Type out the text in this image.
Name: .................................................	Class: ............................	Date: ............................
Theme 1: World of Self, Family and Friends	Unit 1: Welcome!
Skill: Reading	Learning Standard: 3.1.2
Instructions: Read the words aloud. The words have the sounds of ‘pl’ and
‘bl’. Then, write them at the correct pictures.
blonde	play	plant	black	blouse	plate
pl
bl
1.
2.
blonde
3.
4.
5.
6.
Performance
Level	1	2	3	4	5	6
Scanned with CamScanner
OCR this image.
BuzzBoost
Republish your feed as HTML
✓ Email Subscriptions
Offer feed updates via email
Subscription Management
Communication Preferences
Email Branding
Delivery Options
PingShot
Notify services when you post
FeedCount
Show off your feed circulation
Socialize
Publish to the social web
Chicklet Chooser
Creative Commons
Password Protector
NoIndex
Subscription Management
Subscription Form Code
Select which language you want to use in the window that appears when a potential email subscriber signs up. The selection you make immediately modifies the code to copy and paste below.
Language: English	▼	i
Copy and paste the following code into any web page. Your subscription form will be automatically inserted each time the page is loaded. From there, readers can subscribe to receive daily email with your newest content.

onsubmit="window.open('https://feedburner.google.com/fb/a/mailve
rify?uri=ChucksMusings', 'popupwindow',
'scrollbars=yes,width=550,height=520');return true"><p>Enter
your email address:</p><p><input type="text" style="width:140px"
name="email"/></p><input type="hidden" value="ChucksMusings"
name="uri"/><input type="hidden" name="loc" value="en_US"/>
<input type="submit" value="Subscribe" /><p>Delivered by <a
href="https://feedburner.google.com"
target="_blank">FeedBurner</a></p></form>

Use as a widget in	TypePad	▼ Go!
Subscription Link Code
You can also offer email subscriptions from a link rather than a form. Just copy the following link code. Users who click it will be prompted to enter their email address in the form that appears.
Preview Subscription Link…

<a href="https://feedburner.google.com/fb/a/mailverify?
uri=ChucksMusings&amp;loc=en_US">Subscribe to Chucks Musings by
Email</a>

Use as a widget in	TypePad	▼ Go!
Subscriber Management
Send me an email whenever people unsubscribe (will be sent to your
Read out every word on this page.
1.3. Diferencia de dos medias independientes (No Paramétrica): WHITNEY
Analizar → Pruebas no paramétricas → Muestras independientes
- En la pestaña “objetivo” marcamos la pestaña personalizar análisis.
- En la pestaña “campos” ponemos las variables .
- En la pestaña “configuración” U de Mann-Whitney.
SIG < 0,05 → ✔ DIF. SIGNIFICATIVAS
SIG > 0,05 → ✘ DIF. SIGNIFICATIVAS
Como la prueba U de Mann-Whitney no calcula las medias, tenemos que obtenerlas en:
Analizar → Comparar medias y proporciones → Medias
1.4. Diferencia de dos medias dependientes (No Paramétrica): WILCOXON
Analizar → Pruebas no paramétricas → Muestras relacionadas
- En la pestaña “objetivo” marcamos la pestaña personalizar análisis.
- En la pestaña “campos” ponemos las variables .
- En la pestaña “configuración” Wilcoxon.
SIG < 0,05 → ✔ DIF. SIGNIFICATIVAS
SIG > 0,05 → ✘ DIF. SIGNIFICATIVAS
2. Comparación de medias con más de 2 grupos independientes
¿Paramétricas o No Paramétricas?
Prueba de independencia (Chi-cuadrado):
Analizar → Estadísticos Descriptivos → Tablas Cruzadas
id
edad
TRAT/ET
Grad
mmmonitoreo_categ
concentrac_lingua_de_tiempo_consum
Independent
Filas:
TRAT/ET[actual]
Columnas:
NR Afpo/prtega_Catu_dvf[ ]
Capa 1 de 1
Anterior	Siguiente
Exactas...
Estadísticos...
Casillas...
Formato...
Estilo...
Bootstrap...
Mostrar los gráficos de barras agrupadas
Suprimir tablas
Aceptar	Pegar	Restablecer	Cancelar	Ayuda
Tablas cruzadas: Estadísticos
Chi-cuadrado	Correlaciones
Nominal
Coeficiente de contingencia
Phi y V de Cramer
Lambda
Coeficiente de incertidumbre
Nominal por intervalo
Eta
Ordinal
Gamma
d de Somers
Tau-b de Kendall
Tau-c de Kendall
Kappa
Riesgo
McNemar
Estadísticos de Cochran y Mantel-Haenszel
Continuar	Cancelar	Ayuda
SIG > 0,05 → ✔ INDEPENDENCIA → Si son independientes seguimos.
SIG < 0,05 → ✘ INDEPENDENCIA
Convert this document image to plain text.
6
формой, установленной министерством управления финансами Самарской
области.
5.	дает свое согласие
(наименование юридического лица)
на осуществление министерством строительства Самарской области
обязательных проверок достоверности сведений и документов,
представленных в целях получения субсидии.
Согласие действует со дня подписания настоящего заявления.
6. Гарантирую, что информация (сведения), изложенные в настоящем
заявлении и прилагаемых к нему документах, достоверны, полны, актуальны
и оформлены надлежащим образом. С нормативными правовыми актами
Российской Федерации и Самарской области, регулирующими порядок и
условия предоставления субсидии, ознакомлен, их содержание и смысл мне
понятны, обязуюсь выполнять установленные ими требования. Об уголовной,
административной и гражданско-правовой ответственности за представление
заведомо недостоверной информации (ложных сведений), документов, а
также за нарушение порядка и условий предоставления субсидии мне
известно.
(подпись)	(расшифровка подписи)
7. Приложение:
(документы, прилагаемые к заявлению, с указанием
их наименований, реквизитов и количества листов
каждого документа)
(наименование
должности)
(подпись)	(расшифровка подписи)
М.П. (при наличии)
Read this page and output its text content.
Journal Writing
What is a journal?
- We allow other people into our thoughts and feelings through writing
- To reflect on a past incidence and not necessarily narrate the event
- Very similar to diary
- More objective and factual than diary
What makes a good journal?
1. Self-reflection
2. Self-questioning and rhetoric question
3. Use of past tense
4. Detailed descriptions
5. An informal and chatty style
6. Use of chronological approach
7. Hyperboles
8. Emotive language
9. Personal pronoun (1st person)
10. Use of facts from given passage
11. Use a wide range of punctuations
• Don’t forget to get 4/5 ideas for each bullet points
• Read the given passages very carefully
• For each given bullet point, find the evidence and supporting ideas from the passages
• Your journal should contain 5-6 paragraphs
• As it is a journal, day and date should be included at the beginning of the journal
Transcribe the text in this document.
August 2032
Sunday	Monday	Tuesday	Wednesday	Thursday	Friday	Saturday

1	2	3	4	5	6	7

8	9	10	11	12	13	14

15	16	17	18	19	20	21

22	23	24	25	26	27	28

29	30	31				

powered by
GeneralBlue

━━━━━━━━━━━━━━━━

Print the complete listing again, exactly as it stands.

EXERCISE OUTPUT
Type out the text in this image.
Name: .................................................	Class: ............................	Date: ............................
Theme 1: World of Self, Family and Friends	Unit 1: Welcome!
Skill: Reading	Learning Standard: 3.1.2
Instructions: Read the words aloud. The words have the sounds of ‘pl’ and
‘bl’. Then, write them at the correct pictures.
blonde	play	plant	black	blouse	plate
pl
bl
1.
2.
blonde
3.
4.
5.
6.
Performance
Level	1	2	3	4	5	6
Scanned with CamScanner
OCR this image.
BuzzBoost
Republish your feed as HTML
✓ Email Subscriptions
Offer feed updates via email
Subscription Management
Communication Preferences
Email Branding
Delivery Options
PingShot
Notify services when you post
FeedCount
Show off your feed circulation
Socialize
Publish to the social web
Chicklet Chooser
Creative Commons
Password Protector
NoIndex
Subscription Management
Subscription Form Code
Select which language you want to use in the window that appears when a potential email subscriber signs up. The selection you make immediately modifies the code to copy and paste below.
Language: English	▼	i
Copy and paste the following code into any web page. Your subscription form will be automatically inserted each time the page is loaded. From there, readers can subscribe to receive daily email with your newest content.

onsubmit="window.open('https://feedburner.google.com/fb/a/mailve
rify?uri=ChucksMusings', 'popupwindow',
'scrollbars=yes,width=550,height=520');return true"><p>Enter
your email address:</p><p><input type="text" style="width:140px"
name="email"/></p><input type="hidden" value="ChucksMusings"
name="uri"/><input type="hidden" name="loc" value="en_US"/>
<input type="submit" value="Subscribe" /><p>Delivered by <a
href="https://feedburner.google.com"
target="_blank">FeedBurner</a></p></form>

Use as a widget in	TypePad	▼ Go!
Subscription Link Code
You can also offer email subscriptions from a link rather than a form. Just copy the following link code. Users who click it will be prompted to enter their email address in the form that appears.
Preview Subscription Link…

<a href="https://feedburner.google.com/fb/a/mailverify?
uri=ChucksMusings&amp;loc=en_US">Subscribe to Chucks Musings by
Email</a>

Use as a widget in	TypePad	▼ Go!
Subscriber Management
Send me an email whenever people unsubscribe (will be sent to your
Read out every word on this page.
1.3. Diferencia de dos medias independientes (No Paramétrica): WHITNEY
Analizar → Pruebas no paramétricas → Muestras independientes
- En la pestaña “objetivo” marcamos la pestaña personalizar análisis.
- En la pestaña “campos” ponemos las variables .
- En la pestaña “configuración” U de Mann-Whitney.
SIG < 0,05 → ✔ DIF. SIGNIFICATIVAS
SIG > 0,05 → ✘ DIF. SIGNIFICATIVAS
Como la prueba U de Mann-Whitney no calcula las medias, tenemos que obtenerlas en:
Analizar → Comparar medias y proporciones → Medias
1.4. Diferencia de dos medias dependientes (No Paramétrica): WILCOXON
Analizar → Pruebas no paramétricas → Muestras relacionadas
- En la pestaña “objetivo” marcamos la pestaña personalizar análisis.
- En la pestaña “campos” ponemos las variables .
- En la pestaña “configuración” Wilcoxon.
SIG < 0,05 → ✔ DIF. SIGNIFICATIVAS
SIG > 0,05 → ✘ DIF. SIGNIFICATIVAS
2. Comparación de medias con más de 2 grupos independientes
¿Paramétricas o No Paramétricas?
Prueba de independencia (Chi-cuadrado):
Analizar → Estadísticos Descriptivos → Tablas Cruzadas
id
edad
TRAT/ET
Grad
mmmonitoreo_categ
concentrac_lingua_de_tiempo_consum
Independent
Filas:
TRAT/ET[actual]
Columnas:
NR Afpo/prtega_Catu_dvf[ ]
Capa 1 de 1
Anterior	Siguiente
Exactas...
Estadísticos...
Casillas...
Formato...
Estilo...
Bootstrap...
Mostrar los gráficos de barras agrupadas
Suprimir tablas
Aceptar	Pegar	Restablecer	Cancelar	Ayuda
Tablas cruzadas: Estadísticos
Chi-cuadrado	Correlaciones
Nominal
Coeficiente de contingencia
Phi y V de Cramer
Lambda
Coeficiente de incertidumbre
Nominal por intervalo
Eta
Ordinal
Gamma
d de Somers
Tau-b de Kendall
Tau-c de Kendall
Kappa
Riesgo
McNemar
Estadísticos de Cochran y Mantel-Haenszel
Continuar	Cancelar	Ayuda
SIG > 0,05 → ✔ INDEPENDENCIA → Si son independientes seguimos.
SIG < 0,05 → ✘ INDEPENDENCIA
Convert this document image to plain text.
6
формой, установленной министерством управления финансами Самарской
области.
5.	дает свое согласие
(наименование юридического лица)
на осуществление министерством строительства Самарской области
обязательных проверок достоверности сведений и документов,
представленных в целях получения субсидии.
Согласие действует со дня подписания настоящего заявления.
6. Гарантирую, что информация (сведения), изложенные в настоящем
заявлении и прилагаемых к нему документах, достоверны, полны, актуальны
и оформлены надлежащим образом. С нормативными правовыми актами
Российской Федерации и Самарской области, регулирующими порядок и
условия предоставления субсидии, ознакомлен, их содержание и смысл мне
понятны, обязуюсь выполнять установленные ими требования. Об уголовной,
административной и гражданско-правовой ответственности за представление
заведомо недостоверной информации (ложных сведений), документов, а
также за нарушение порядка и условий предоставления субсидии мне
известно.
(подпись)	(расшифровка подписи)
7. Приложение:
(документы, прилагаемые к заявлению, с указанием
их наименований, реквизитов и количества листов
каждого документа)
(наименование
должности)
(подпись)	(расшифровка подписи)
М.П. (при наличии)
Read this page and output its text content.
Journal Writing
What is a journal?
- We allow other people into our thoughts and feelings through writing
- To reflect on a past incidence and not necessarily narrate the event
- Very similar to diary
- More objective and factual than diary
What makes a good journal?
1. Self-reflection
2. Self-questioning and rhetoric question
3. Use of past tense
4. Detailed descriptions
5. An informal and chatty style
6. Use of chronological approach
7. Hyperboles
8. Emotive language
9. Personal pronoun (1st person)
10. Use of facts from given passage
11. Use a wide range of punctuations
• Don’t forget to get 4/5 ideas for each bullet points
• Read the given passages very carefully
• For each given bullet point, find the evidence and supporting ideas from the passages
• Your journal should contain 5-6 paragraphs
• As it is a journal, day and date should be included at the beginning of the journal
Transcribe the text in this document.
August 2032
Sunday	Monday	Tuesday	Wednesday	Thursday	Friday	Saturday

1	2	3	4	5	6	7

8	9	10	11	12	13	14

15	16	17	18	19	20	21

22	23	24	25	26	27	28

29	30	31				

powered by
GeneralBlue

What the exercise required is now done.